To be done -> Repeat the whole listing exactly.

Chart and figure data

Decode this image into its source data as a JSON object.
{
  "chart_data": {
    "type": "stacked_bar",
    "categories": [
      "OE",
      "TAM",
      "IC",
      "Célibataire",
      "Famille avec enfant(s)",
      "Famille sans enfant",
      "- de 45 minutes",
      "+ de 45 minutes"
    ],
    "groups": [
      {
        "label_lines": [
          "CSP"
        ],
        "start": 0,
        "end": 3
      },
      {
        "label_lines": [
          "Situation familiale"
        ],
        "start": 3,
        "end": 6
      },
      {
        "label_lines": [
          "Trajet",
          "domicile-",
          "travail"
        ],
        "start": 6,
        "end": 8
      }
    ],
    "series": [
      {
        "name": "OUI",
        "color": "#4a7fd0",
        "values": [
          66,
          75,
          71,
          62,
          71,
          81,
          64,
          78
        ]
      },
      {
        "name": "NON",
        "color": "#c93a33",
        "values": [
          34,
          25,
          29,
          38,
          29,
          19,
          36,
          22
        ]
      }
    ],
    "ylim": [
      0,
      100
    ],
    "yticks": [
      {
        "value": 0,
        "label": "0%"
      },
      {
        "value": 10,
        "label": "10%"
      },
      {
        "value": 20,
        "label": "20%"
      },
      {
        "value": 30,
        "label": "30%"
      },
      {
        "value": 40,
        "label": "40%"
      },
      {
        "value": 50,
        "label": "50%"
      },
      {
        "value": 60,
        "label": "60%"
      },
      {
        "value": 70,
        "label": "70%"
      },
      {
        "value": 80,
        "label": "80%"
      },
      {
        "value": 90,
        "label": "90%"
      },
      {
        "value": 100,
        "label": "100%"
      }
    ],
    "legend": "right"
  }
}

Written answer ->
Decode this image into its source data as a JSON object.
{
  "chart_data": {
    "type": "stacked_bar",
    "categories": [
      "OE",
      "TAM",
      "IC",
      "Célibataire",
      "Famille avec enfant(s)",
      "Famille sans enfant",
      "- de 45 minutes",
      "+ de 45 minutes"
    ],
    "groups": [
      {
        "label_lines": [
          "CSP"
        ],
        "start": 0,
        "end": 3
      },
      {
        "label_lines": [
          "Situation familiale"
        ],
        "start": 3,
        "end": 6
      },
      {
        "label_lines": [
          "Trajet",
          "domicile-",
          "travail"
        ],
        "start": 6,
        "end": 8
      }
    ],
    "series": [
      {
        "name": "OUI",
        "color": "#4a7fd0",
        "values": [
          66,
          75,
          71,
          62,
          71,
          81,
          64,
          78
        ]
      },
      {
        "name": "NON",
        "color": "#c93a33",
        "values": [
          34,
          25,
          29,
          38,
          29,
          19,
          36,
          22
        ]
      }
    ],
    "ylim": [
      0,
      100
    ],
    "yticks": [
      {
        "value": 0,
        "label": "0%"
      },
      {
        "value": 10,
        "label": "10%"
      },
      {
        "value": 20,
        "label": "20%"
      },
      {
        "value": 30,
        "label": "30%"
      },
      {
        "value": 40,
        "label": "40%"
      },
      {
        "value": 50,
        "label": "50%"
      },
      {
        "value": 60,
        "label": "60%"
      },
      {
        "value": 70,
        "label": "70%"
      },
      {
        "value": 80,
        "label": "80%"
      },
      {
        "value": 90,
        "label": "90%"
      },
      {
        "value": 100,
        "label": "100%"
      }
    ],
    "legend": "right"
  }
}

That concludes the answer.